*Your task*
Extract every line of the data below and reproduce each one character for character, without changing anything.
--- START Dataset content ---
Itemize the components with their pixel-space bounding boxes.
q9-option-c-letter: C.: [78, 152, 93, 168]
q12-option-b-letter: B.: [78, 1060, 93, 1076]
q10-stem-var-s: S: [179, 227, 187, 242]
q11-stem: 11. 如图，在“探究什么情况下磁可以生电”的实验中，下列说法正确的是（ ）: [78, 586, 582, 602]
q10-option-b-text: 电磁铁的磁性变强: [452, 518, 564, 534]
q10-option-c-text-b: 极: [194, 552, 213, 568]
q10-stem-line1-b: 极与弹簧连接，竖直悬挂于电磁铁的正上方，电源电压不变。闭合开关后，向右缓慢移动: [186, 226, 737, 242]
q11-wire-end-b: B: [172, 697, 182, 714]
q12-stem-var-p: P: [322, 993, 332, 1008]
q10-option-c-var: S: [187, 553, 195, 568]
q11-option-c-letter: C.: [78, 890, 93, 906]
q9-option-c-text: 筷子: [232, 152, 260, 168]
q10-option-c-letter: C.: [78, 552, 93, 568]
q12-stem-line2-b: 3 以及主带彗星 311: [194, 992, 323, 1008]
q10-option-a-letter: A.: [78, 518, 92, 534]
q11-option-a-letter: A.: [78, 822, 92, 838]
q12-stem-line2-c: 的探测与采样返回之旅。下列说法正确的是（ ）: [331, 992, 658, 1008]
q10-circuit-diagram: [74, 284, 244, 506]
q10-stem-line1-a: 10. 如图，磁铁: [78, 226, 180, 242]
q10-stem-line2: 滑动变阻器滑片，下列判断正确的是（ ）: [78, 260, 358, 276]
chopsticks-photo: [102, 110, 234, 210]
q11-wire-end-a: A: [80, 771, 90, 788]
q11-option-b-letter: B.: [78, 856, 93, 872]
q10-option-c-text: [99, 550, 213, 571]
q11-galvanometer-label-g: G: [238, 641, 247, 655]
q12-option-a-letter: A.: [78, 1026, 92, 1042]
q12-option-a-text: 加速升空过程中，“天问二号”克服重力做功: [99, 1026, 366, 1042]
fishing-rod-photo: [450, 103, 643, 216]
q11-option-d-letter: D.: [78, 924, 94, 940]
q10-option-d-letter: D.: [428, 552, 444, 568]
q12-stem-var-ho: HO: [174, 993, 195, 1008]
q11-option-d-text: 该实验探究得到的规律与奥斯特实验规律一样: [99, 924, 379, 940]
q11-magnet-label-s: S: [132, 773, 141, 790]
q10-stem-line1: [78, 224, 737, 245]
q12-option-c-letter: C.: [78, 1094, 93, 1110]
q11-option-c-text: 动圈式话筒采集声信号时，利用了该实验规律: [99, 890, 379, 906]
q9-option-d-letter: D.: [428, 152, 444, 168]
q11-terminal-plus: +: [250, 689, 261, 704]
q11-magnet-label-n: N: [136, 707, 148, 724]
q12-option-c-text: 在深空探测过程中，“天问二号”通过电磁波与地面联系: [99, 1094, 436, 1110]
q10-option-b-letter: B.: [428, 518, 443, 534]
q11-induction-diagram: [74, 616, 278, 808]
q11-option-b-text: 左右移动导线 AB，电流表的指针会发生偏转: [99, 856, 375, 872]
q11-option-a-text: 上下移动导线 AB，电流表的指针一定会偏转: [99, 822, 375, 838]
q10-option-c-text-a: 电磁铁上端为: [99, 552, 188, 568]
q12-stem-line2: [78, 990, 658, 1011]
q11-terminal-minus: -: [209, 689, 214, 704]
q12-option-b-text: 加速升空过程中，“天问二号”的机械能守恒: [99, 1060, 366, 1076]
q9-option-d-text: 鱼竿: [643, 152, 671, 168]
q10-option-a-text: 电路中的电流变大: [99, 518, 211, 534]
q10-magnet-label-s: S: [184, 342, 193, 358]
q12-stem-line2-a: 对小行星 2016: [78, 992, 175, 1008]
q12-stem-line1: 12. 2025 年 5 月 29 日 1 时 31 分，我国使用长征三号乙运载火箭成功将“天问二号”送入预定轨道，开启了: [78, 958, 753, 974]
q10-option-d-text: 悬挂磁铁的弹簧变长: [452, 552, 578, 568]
--- END Dataset content ---
*Written answer*
Itemize the components with their pixel-space bounding boxes.
q9-option-c-letter: C.: [78, 152, 93, 168]
q12-option-b-letter: B.: [78, 1060, 93, 1076]
q10-stem-var-s: S: [179, 227, 187, 242]
q11-stem: 11. 如图，在“探究什么情况下磁可以生电”的实验中，下列说法正确的是（ ）: [78, 586, 582, 602]
q10-option-b-text: 电磁铁的磁性变强: [452, 518, 564, 534]
q10-option-c-text-b: 极: [194, 552, 213, 568]
q10-stem-line1-b: 极与弹簧连接，竖直悬挂于电磁铁的正上方，电源电压不变。闭合开关后，向右缓慢移动: [186, 226, 737, 242]
q11-wire-end-b: B: [172, 697, 182, 714]
q12-stem-var-p: P: [322, 993, 332, 1008]
q10-option-c-var: S: [187, 553, 195, 568]
q11-option-c-letter: C.: [78, 890, 93, 906]
q9-option-c-text: 筷子: [232, 152, 260, 168]
q10-option-c-letter: C.: [78, 552, 93, 568]
q12-stem-line2-b: 3 以及主带彗星 311: [194, 992, 323, 1008]
q10-option-a-letter: A.: [78, 518, 92, 534]
q11-option-a-letter: A.: [78, 822, 92, 838]
q12-stem-line2-c: 的探测与采样返回之旅。下列说法正确的是（ ）: [331, 992, 658, 1008]
q10-circuit-diagram: [74, 284, 244, 506]
q10-stem-line1-a: 10. 如图，磁铁: [78, 226, 180, 242]
q10-stem-line2: 滑动变阻器滑片，下列判断正确的是（ ）: [78, 260, 358, 276]
chopsticks-photo: [102, 110, 234, 210]
q11-wire-end-a: A: [80, 771, 90, 788]
q11-option-b-letter: B.: [78, 856, 93, 872]
q10-option-c-text: [99, 550, 213, 571]
q11-galvanometer-label-g: G: [238, 641, 247, 655]
q12-option-a-letter: A.: [78, 1026, 92, 1042]
q12-option-a-text: 加速升空过程中，“天问二号”克服重力做功: [99, 1026, 366, 1042]
fishing-rod-photo: [450, 103, 643, 216]
q11-option-d-letter: D.: [78, 924, 94, 940]
q10-option-d-letter: D.: [428, 552, 444, 568]
q12-stem-var-ho: HO: [174, 993, 195, 1008]
q11-option-d-text: 该实验探究得到的规律与奥斯特实验规律一样: [99, 924, 379, 940]
q11-magnet-label-s: S: [132, 773, 141, 790]
q10-stem-line1: [78, 224, 737, 245]
q12-option-c-letter: C.: [78, 1094, 93, 1110]
q11-option-c-text: 动圈式话筒采集声信号时，利用了该实验规律: [99, 890, 379, 906]
q9-option-d-letter: D.: [428, 152, 444, 168]
q11-terminal-plus: +: [250, 689, 261, 704]
q11-magnet-label-n: N: [136, 707, 148, 724]
q12-option-c-text: 在深空探测过程中，“天问二号”通过电磁波与地面联系: [99, 1094, 436, 1110]
q10-option-b-letter: B.: [428, 518, 443, 534]
q11-induction-diagram: [74, 616, 278, 808]
q11-option-b-text: 左右移动导线 AB，电流表的指针会发生偏转: [99, 856, 375, 872]
q11-option-a-text: 上下移动导线 AB，电流表的指针一定会偏转: [99, 822, 375, 838]
q10-option-c-text-a: 电磁铁上端为: [99, 552, 188, 568]
q12-stem-line2: [78, 990, 658, 1011]
q11-terminal-minus: -: [209, 689, 214, 704]
q12-option-b-text: 加速升空过程中，“天问二号”的机械能守恒: [99, 1060, 366, 1076]
q9-option-d-text: 鱼竿: [643, 152, 671, 168]
q10-option-a-text: 电路中的电流变大: [99, 518, 211, 534]
q10-magnet-label-s: S: [184, 342, 193, 358]
q12-stem-line2-a: 对小行星 2016: [78, 992, 175, 1008]
q12-stem-line1: 12. 2025 年 5 月 29 日 1 时 31 分，我国使用长征三号乙运载火箭成功将“天问二号”送入预定轨道，开启了: [78, 958, 753, 974]
q10-option-d-text: 悬挂磁铁的弹簧变长: [452, 552, 578, 568]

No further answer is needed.